▶ [Objective]
What follows is a set of entries. Give them again exactly, without the pictures.

+++

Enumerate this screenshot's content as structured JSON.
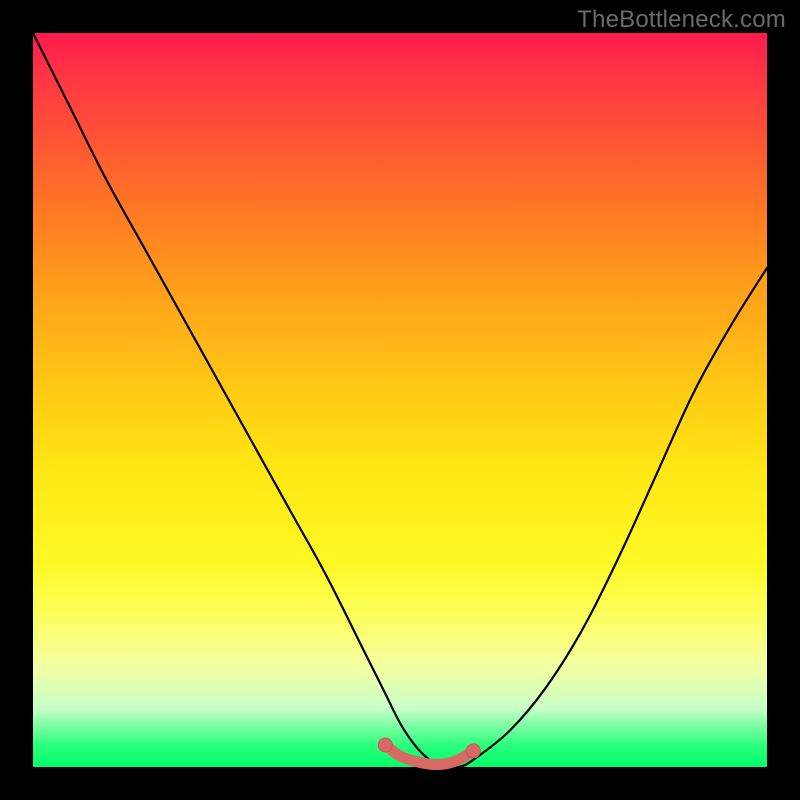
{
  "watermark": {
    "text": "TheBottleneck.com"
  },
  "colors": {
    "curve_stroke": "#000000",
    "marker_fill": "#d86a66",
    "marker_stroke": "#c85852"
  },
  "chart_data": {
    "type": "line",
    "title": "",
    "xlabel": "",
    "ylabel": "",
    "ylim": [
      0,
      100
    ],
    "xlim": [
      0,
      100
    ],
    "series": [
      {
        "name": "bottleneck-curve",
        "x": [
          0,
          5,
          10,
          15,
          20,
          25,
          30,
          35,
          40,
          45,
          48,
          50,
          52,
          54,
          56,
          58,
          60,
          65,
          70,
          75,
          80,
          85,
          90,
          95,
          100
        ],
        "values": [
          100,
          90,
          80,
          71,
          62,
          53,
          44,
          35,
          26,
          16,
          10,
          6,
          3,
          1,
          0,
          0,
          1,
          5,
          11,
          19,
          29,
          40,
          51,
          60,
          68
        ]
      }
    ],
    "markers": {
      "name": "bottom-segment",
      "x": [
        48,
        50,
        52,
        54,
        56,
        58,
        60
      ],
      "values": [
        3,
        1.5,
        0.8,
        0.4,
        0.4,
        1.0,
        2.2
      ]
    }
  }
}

+++

▶ [Task answer]
Enumerate this screenshot's content as structured JSON.
{
  "watermark": {
    "text": "TheBottleneck.com"
  },
  "colors": {
    "curve_stroke": "#000000",
    "marker_fill": "#d86a66",
    "marker_stroke": "#c85852"
  },
  "chart_data": {
    "type": "line",
    "title": "",
    "xlabel": "",
    "ylabel": "",
    "ylim": [
      0,
      100
    ],
    "xlim": [
      0,
      100
    ],
    "series": [
      {
        "name": "bottleneck-curve",
        "x": [
          0,
          5,
          10,
          15,
          20,
          25,
          30,
          35,
          40,
          45,
          48,
          50,
          52,
          54,
          56,
          58,
          60,
          65,
          70,
          75,
          80,
          85,
          90,
          95,
          100
        ],
        "values": [
          100,
          90,
          80,
          71,
          62,
          53,
          44,
          35,
          26,
          16,
          10,
          6,
          3,
          1,
          0,
          0,
          1,
          5,
          11,
          19,
          29,
          40,
          51,
          60,
          68
        ]
      }
    ],
    "markers": {
      "name": "bottom-segment",
      "x": [
        48,
        50,
        52,
        54,
        56,
        58,
        60
      ],
      "values": [
        3,
        1.5,
        0.8,
        0.4,
        0.4,
        1.0,
        2.2
      ]
    }
  }
}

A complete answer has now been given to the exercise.